---------- Data for the task

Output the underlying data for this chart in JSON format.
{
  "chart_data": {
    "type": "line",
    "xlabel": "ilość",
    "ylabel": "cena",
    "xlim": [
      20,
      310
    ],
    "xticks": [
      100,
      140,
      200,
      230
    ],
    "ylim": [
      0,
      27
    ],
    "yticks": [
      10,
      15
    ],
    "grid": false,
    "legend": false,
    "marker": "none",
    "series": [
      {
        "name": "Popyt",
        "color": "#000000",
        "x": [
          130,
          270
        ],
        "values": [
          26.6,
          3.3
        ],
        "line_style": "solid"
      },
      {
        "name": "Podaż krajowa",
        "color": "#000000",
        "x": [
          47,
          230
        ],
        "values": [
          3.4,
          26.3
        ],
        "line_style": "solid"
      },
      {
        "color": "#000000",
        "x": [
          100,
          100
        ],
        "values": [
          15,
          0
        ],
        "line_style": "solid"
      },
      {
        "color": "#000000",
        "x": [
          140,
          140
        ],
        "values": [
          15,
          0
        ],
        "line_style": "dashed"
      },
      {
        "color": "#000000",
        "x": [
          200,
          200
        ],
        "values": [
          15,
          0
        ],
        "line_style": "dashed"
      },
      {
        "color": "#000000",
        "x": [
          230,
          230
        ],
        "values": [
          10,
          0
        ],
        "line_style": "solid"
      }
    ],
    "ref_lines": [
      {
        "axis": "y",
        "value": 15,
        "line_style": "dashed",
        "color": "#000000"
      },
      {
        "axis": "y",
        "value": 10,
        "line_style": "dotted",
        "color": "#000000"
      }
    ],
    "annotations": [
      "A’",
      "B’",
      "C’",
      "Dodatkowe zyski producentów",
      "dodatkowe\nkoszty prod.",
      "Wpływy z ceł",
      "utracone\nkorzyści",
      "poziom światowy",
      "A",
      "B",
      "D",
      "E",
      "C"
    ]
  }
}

--------------------

• [Task goal]
Every entry above needs to be quoted exactly.

• [Solution for this problem]
Output the underlying data for this chart in JSON format.
{
  "chart_data": {
    "type": "line",
    "xlabel": "ilość",
    "ylabel": "cena",
    "xlim": [
      20,
      310
    ],
    "xticks": [
      100,
      140,
      200,
      230
    ],
    "ylim": [
      0,
      27
    ],
    "yticks": [
      10,
      15
    ],
    "grid": false,
    "legend": false,
    "marker": "none",
    "series": [
      {
        "name": "Popyt",
        "color": "#000000",
        "x": [
          130,
          270
        ],
        "values": [
          26.6,
          3.3
        ],
        "line_style": "solid"
      },
      {
        "name": "Podaż krajowa",
        "color": "#000000",
        "x": [
          47,
          230
        ],
        "values": [
          3.4,
          26.3
        ],
        "line_style": "solid"
      },
      {
        "color": "#000000",
        "x": [
          100,
          100
        ],
        "values": [
          15,
          0
        ],
        "line_style": "solid"
      },
      {
        "color": "#000000",
        "x": [
          140,
          140
        ],
        "values": [
          15,
          0
        ],
        "line_style": "dashed"
      },
      {
        "color": "#000000",
        "x": [
          200,
          200
        ],
        "values": [
          15,
          0
        ],
        "line_style": "dashed"
      },
      {
        "color": "#000000",
        "x": [
          230,
          230
        ],
        "values": [
          10,
          0
        ],
        "line_style": "solid"
      }
    ],
    "ref_lines": [
      {
        "axis": "y",
        "value": 15,
        "line_style": "dashed",
        "color": "#000000"
      },
      {
        "axis": "y",
        "value": 10,
        "line_style": "dotted",
        "color": "#000000"
      }
    ],
    "annotations": [
      "A’",
      "B’",
      "C’",
      "Dodatkowe zyski producentów",
      "dodatkowe\nkoszty prod.",
      "Wpływy z ceł",
      "utracone\nkorzyści",
      "poziom światowy",
      "A",
      "B",
      "D",
      "E",
      "C"
    ]
  }
}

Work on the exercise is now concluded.